(Stored data entries)
-=-=-=-=-

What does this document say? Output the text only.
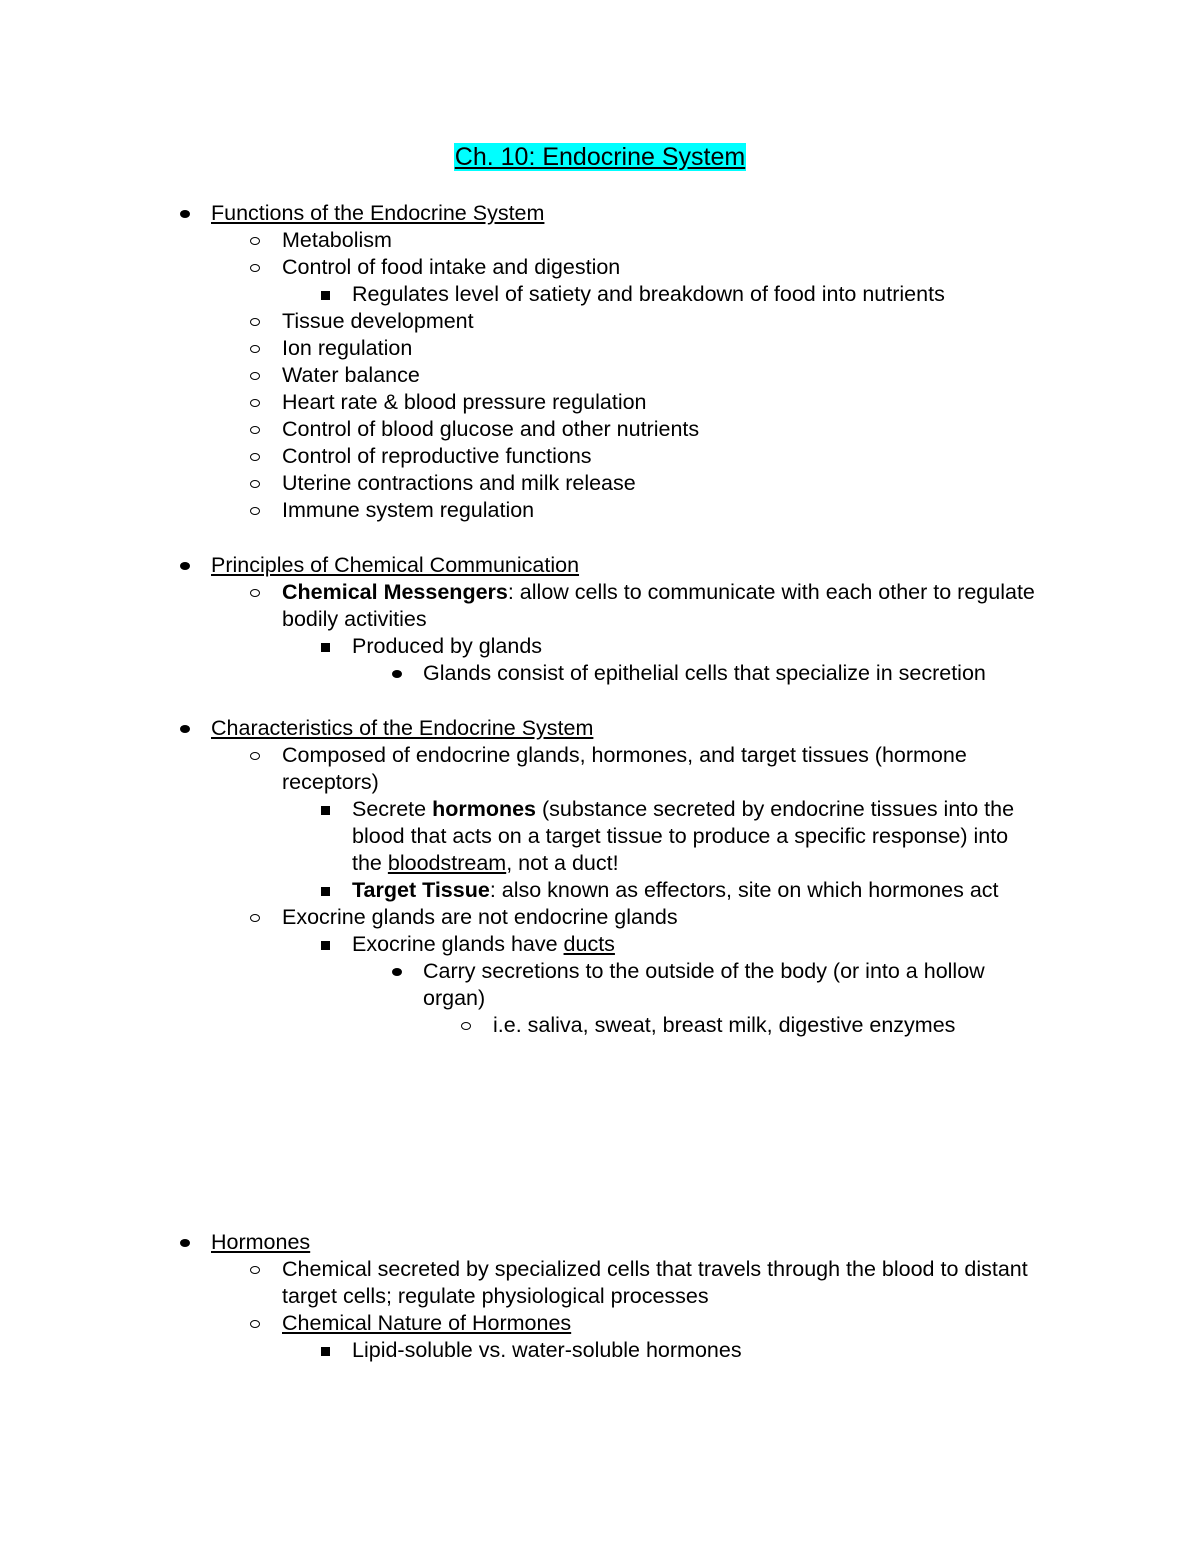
Ch. 10: Endocrine System
Functions of the Endocrine System
Metabolism
Control of food intake and digestion
Regulates level of satiety and breakdown of food into nutrients
Tissue development
Ion regulation
Water balance
Heart rate & blood pressure regulation
Control of blood glucose and other nutrients
Control of reproductive functions
Uterine contractions and milk release
Immune system regulation
Principles of Chemical Communication
Chemical Messengers: allow cells to communicate with each other to regulate bodily activities
Produced by glands
Glands consist of epithelial cells that specialize in secretion
Characteristics of the Endocrine System
Composed of endocrine glands, hormones, and target tissues (hormone receptors)
Secrete hormones (substance secreted by endocrine tissues into the blood that acts on a target tissue to produce a specific response) into the bloodstream, not a duct!
Target Tissue: also known as effectors, site on which hormones act
Exocrine glands are not endocrine glands
Exocrine glands have ducts
Carry secretions to the outside of the body (or into a hollow organ)
i.e. saliva, sweat, breast milk, digestive enzymes
Hormones
Chemical secreted by specialized cells that travels through the blood to distant target cells; regulate physiological processes
Chemical Nature of Hormones
Lipid-soluble vs. water-soluble hormones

-=-=-=-=-

▸ **Exercise description**
Only the text of the entries belongs in the answer, copied exactly; the pictures stay out.

▸ **Your solution**
What does this document say? Output the text only.
Ch. 10: Endocrine System
Functions of the Endocrine System
Metabolism
Control of food intake and digestion
Regulates level of satiety and breakdown of food into nutrients
Tissue development
Ion regulation
Water balance
Heart rate & blood pressure regulation
Control of blood glucose and other nutrients
Control of reproductive functions
Uterine contractions and milk release
Immune system regulation
Principles of Chemical Communication
Chemical Messengers: allow cells to communicate with each other to regulate bodily activities
Produced by glands
Glands consist of epithelial cells that specialize in secretion
Characteristics of the Endocrine System
Composed of endocrine glands, hormones, and target tissues (hormone receptors)
Secrete hormones (substance secreted by endocrine tissues into the blood that acts on a target tissue to produce a specific response) into the bloodstream, not a duct!
Target Tissue: also known as effectors, site on which hormones act
Exocrine glands are not endocrine glands
Exocrine glands have ducts
Carry secretions to the outside of the body (or into a hollow organ)
i.e. saliva, sweat, breast milk, digestive enzymes
Hormones
Chemical secreted by specialized cells that travels through the blood to distant target cells; regulate physiological processes
Chemical Nature of Hormones
Lipid-soluble vs. water-soluble hormones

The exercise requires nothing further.